*Aim*. In the copy, keep every record exact and leave out all images.

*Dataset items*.

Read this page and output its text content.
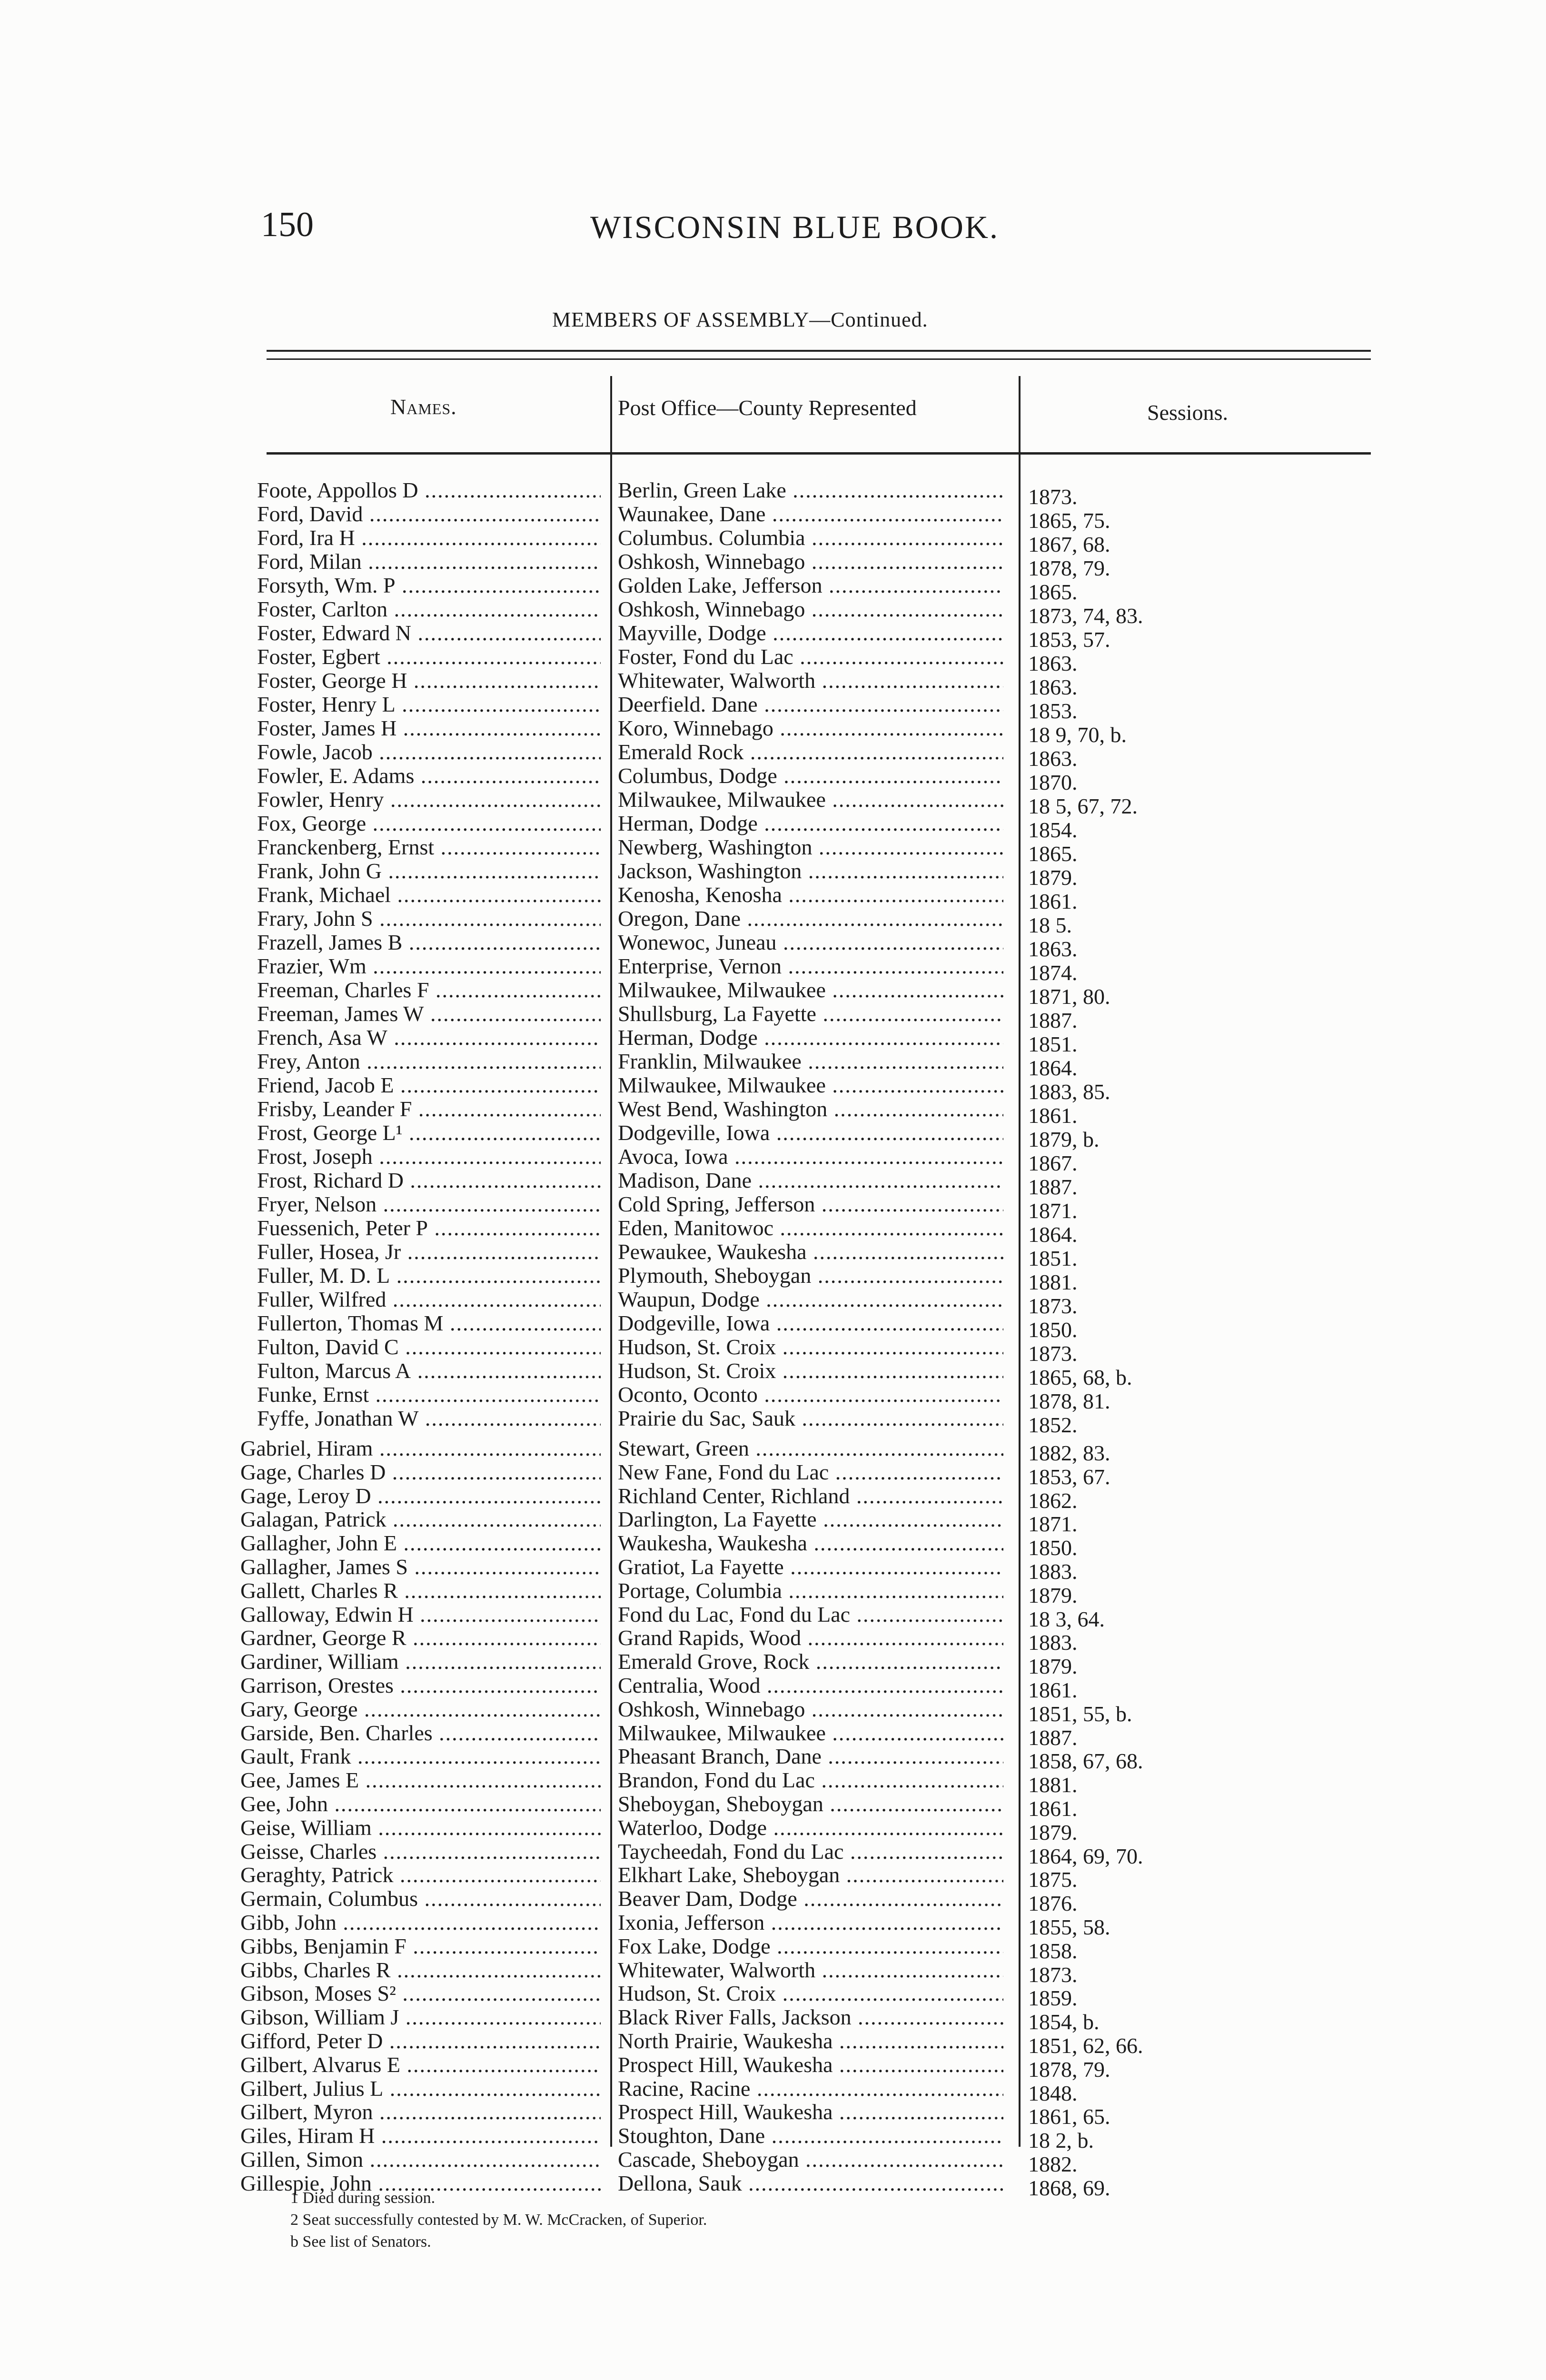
150	WISCONSIN BLUE BOOK.
MEMBERS OF ASSEMBLY—Continued.
Names.	Post Office—County Represented	Sessions.
Foote, Appollos D .....	Berlin, Green Lake .....	1873.
Ford, David .....	Waunakee, Dane .....	1865, 75.
Ford, Ira H .....	Columbus. Columbia .....	1867, 68.
Ford, Milan .....	Oshkosh, Winnebago .....	1878, 79.
Forsyth, Wm. P .....	Golden Lake, Jefferson .....	1865.
Foster, Carlton .....	Oshkosh, Winnebago .....	1873, 74, 83.
Foster, Edward N .....	Mayville, Dodge .....	1853, 57.
Foster, Egbert .....	Foster, Fond du Lac .....	1863.
Foster, George H .....	Whitewater, Walworth .....	1863.
Foster, Henry L .....	Deerfield. Dane .....	1853.
Foster, James H .....	Koro, Winnebago .....	18 9, 70, b.
Fowle, Jacob .....	Emerald Rock .....	1863.
Fowler, E. Adams .....	Columbus, Dodge .....	1870.
Fowler, Henry .....	Milwaukee, Milwaukee .....	18 5, 67, 72.
Fox, George .....	Herman, Dodge .....	1854.
Franckenberg, Ernst .....	Newberg, Washington .....	1865.
Frank, John G .....	Jackson, Washington .....	1879.
Frank, Michael .....	Kenosha, Kenosha .....	1861.
Frary, John S .....	Oregon, Dane .....	18 5.
Frazell, James B .....	Wonewoc, Juneau .....	1863.
Frazier, Wm .....	Enterprise, Vernon .....	1874.
Freeman, Charles F .....	Milwaukee, Milwaukee .....	1871, 80.
Freeman, James W .....	Shullsburg, La Fayette .....	1887.
French, Asa W .....	Herman, Dodge .....	1851.
Frey, Anton .....	Franklin, Milwaukee .....	1864.
Friend, Jacob E .....	Milwaukee, Milwaukee .....	1883, 85.
Frisby, Leander F .....	West Bend, Washington .....	1861.
Frost, George L¹ .....	Dodgeville, Iowa .....	1879, b.
Frost, Joseph .....	Avoca, Iowa .....	1867.
Frost, Richard D .....	Madison, Dane .....	1887.
Fryer, Nelson .....	Cold Spring, Jefferson .....	1871.
Fuessenich, Peter P .....	Eden, Manitowoc .....	1864.
Fuller, Hosea, Jr .....	Pewaukee, Waukesha .....	1851.
Fuller, M. D. L .....	Plymouth, Sheboygan .....	1881.
Fuller, Wilfred .....	Waupun, Dodge .....	1873.
Fullerton, Thomas M .....	Dodgeville, Iowa .....	1850.
Fulton, David C .....	Hudson, St. Croix .....	1873.
Fulton, Marcus A .....	Hudson, St. Croix .....	1865, 68, b.
Funke, Ernst .....	Oconto, Oconto .....	1878, 81.
Fyffe, Jonathan W .....	Prairie du Sac, Sauk .....	1852.
Gabriel, Hiram .....	Stewart, Green .....	1882, 83.
Gage, Charles D .....	New Fane, Fond du Lac .....	1853, 67.
Gage, Leroy D .....	Richland Center, Richland .....	1862.
Galagan, Patrick .....	Darlington, La Fayette .....	1871.
Gallagher, John E .....	Waukesha, Waukesha .....	1850.
Gallagher, James S .....	Gratiot, La Fayette .....	1883.
Gallett, Charles R .....	Portage, Columbia .....	1879.
Galloway, Edwin H .....	Fond du Lac, Fond du Lac .....	18 3, 64.
Gardner, George R .....	Grand Rapids, Wood .....	1883.
Gardiner, William .....	Emerald Grove, Rock .....	1879.
Garrison, Orestes .....	Centralia, Wood .....	1861.
Gary, George .....	Oshkosh, Winnebago .....	1851, 55, b.
Garside, Ben. Charles .....	Milwaukee, Milwaukee .....	1887.
Gault, Frank .....	Pheasant Branch, Dane .....	1858, 67, 68.
Gee, James E .....	Brandon, Fond du Lac .....	1881.
Gee, John .....	Sheboygan, Sheboygan .....	1861.
Geise, William .....	Waterloo, Dodge .....	1879.
Geisse, Charles .....	Taycheedah, Fond du Lac .....	1864, 69, 70.
Geraghty, Patrick .....	Elkhart Lake, Sheboygan .....	1875.
Germain, Columbus .....	Beaver Dam, Dodge .....	1876.
Gibb, John .....	Ixonia, Jefferson .....	1855, 58.
Gibbs, Benjamin F .....	Fox Lake, Dodge .....	1858.
Gibbs, Charles R .....	Whitewater, Walworth .....	1873.
Gibson, Moses S² .....	Hudson, St. Croix .....	1859.
Gibson, William J .....	Black River Falls, Jackson .....	1854, b.
Gifford, Peter D .....	North Prairie, Waukesha .....	1851, 62, 66.
Gilbert, Alvarus E .....	Prospect Hill, Waukesha .....	1878, 79.
Gilbert, Julius L .....	Racine, Racine .....	1848.
Gilbert, Myron .....	Prospect Hill, Waukesha .....	1861, 65.
Giles, Hiram H .....	Stoughton, Dane .....	18 2, b.
Gillen, Simon .....	Cascade, Sheboygan .....	1882.
Gillespie, John .....	Dellona, Sauk .....	1868, 69.
1 Died during session.
2 Seat successfully contested by M. W. McCracken, of Superior.
b See list of Senators.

*Result for this task*.
Read this page and output its text content.
150	WISCONSIN BLUE BOOK.
MEMBERS OF ASSEMBLY—Continued.
Names.	Post Office—County Represented	Sessions.
Foote, Appollos D .....	Berlin, Green Lake .....	1873.
Ford, David .....	Waunakee, Dane .....	1865, 75.
Ford, Ira H .....	Columbus. Columbia .....	1867, 68.
Ford, Milan .....	Oshkosh, Winnebago .....	1878, 79.
Forsyth, Wm. P .....	Golden Lake, Jefferson .....	1865.
Foster, Carlton .....	Oshkosh, Winnebago .....	1873, 74, 83.
Foster, Edward N .....	Mayville, Dodge .....	1853, 57.
Foster, Egbert .....	Foster, Fond du Lac .....	1863.
Foster, George H .....	Whitewater, Walworth .....	1863.
Foster, Henry L .....	Deerfield. Dane .....	1853.
Foster, James H .....	Koro, Winnebago .....	18 9, 70, b.
Fowle, Jacob .....	Emerald Rock .....	1863.
Fowler, E. Adams .....	Columbus, Dodge .....	1870.
Fowler, Henry .....	Milwaukee, Milwaukee .....	18 5, 67, 72.
Fox, George .....	Herman, Dodge .....	1854.
Franckenberg, Ernst .....	Newberg, Washington .....	1865.
Frank, John G .....	Jackson, Washington .....	1879.
Frank, Michael .....	Kenosha, Kenosha .....	1861.
Frary, John S .....	Oregon, Dane .....	18 5.
Frazell, James B .....	Wonewoc, Juneau .....	1863.
Frazier, Wm .....	Enterprise, Vernon .....	1874.
Freeman, Charles F .....	Milwaukee, Milwaukee .....	1871, 80.
Freeman, James W .....	Shullsburg, La Fayette .....	1887.
French, Asa W .....	Herman, Dodge .....	1851.
Frey, Anton .....	Franklin, Milwaukee .....	1864.
Friend, Jacob E .....	Milwaukee, Milwaukee .....	1883, 85.
Frisby, Leander F .....	West Bend, Washington .....	1861.
Frost, George L¹ .....	Dodgeville, Iowa .....	1879, b.
Frost, Joseph .....	Avoca, Iowa .....	1867.
Frost, Richard D .....	Madison, Dane .....	1887.
Fryer, Nelson .....	Cold Spring, Jefferson .....	1871.
Fuessenich, Peter P .....	Eden, Manitowoc .....	1864.
Fuller, Hosea, Jr .....	Pewaukee, Waukesha .....	1851.
Fuller, M. D. L .....	Plymouth, Sheboygan .....	1881.
Fuller, Wilfred .....	Waupun, Dodge .....	1873.
Fullerton, Thomas M .....	Dodgeville, Iowa .....	1850.
Fulton, David C .....	Hudson, St. Croix .....	1873.
Fulton, Marcus A .....	Hudson, St. Croix .....	1865, 68, b.
Funke, Ernst .....	Oconto, Oconto .....	1878, 81.
Fyffe, Jonathan W .....	Prairie du Sac, Sauk .....	1852.
Gabriel, Hiram .....	Stewart, Green .....	1882, 83.
Gage, Charles D .....	New Fane, Fond du Lac .....	1853, 67.
Gage, Leroy D .....	Richland Center, Richland .....	1862.
Galagan, Patrick .....	Darlington, La Fayette .....	1871.
Gallagher, John E .....	Waukesha, Waukesha .....	1850.
Gallagher, James S .....	Gratiot, La Fayette .....	1883.
Gallett, Charles R .....	Portage, Columbia .....	1879.
Galloway, Edwin H .....	Fond du Lac, Fond du Lac .....	18 3, 64.
Gardner, George R .....	Grand Rapids, Wood .....	1883.
Gardiner, William .....	Emerald Grove, Rock .....	1879.
Garrison, Orestes .....	Centralia, Wood .....	1861.
Gary, George .....	Oshkosh, Winnebago .....	1851, 55, b.
Garside, Ben. Charles .....	Milwaukee, Milwaukee .....	1887.
Gault, Frank .....	Pheasant Branch, Dane .....	1858, 67, 68.
Gee, James E .....	Brandon, Fond du Lac .....	1881.
Gee, John .....	Sheboygan, Sheboygan .....	1861.
Geise, William .....	Waterloo, Dodge .....	1879.
Geisse, Charles .....	Taycheedah, Fond du Lac .....	1864, 69, 70.
Geraghty, Patrick .....	Elkhart Lake, Sheboygan .....	1875.
Germain, Columbus .....	Beaver Dam, Dodge .....	1876.
Gibb, John .....	Ixonia, Jefferson .....	1855, 58.
Gibbs, Benjamin F .....	Fox Lake, Dodge .....	1858.
Gibbs, Charles R .....	Whitewater, Walworth .....	1873.
Gibson, Moses S² .....	Hudson, St. Croix .....	1859.
Gibson, William J .....	Black River Falls, Jackson .....	1854, b.
Gifford, Peter D .....	North Prairie, Waukesha .....	1851, 62, 66.
Gilbert, Alvarus E .....	Prospect Hill, Waukesha .....	1878, 79.
Gilbert, Julius L .....	Racine, Racine .....	1848.
Gilbert, Myron .....	Prospect Hill, Waukesha .....	1861, 65.
Giles, Hiram H .....	Stoughton, Dane .....	18 2, b.
Gillen, Simon .....	Cascade, Sheboygan .....	1882.
Gillespie, John .....	Dellona, Sauk .....	1868, 69.
1 Died during session.
2 Seat successfully contested by M. W. McCracken, of Superior.
b See list of Senators.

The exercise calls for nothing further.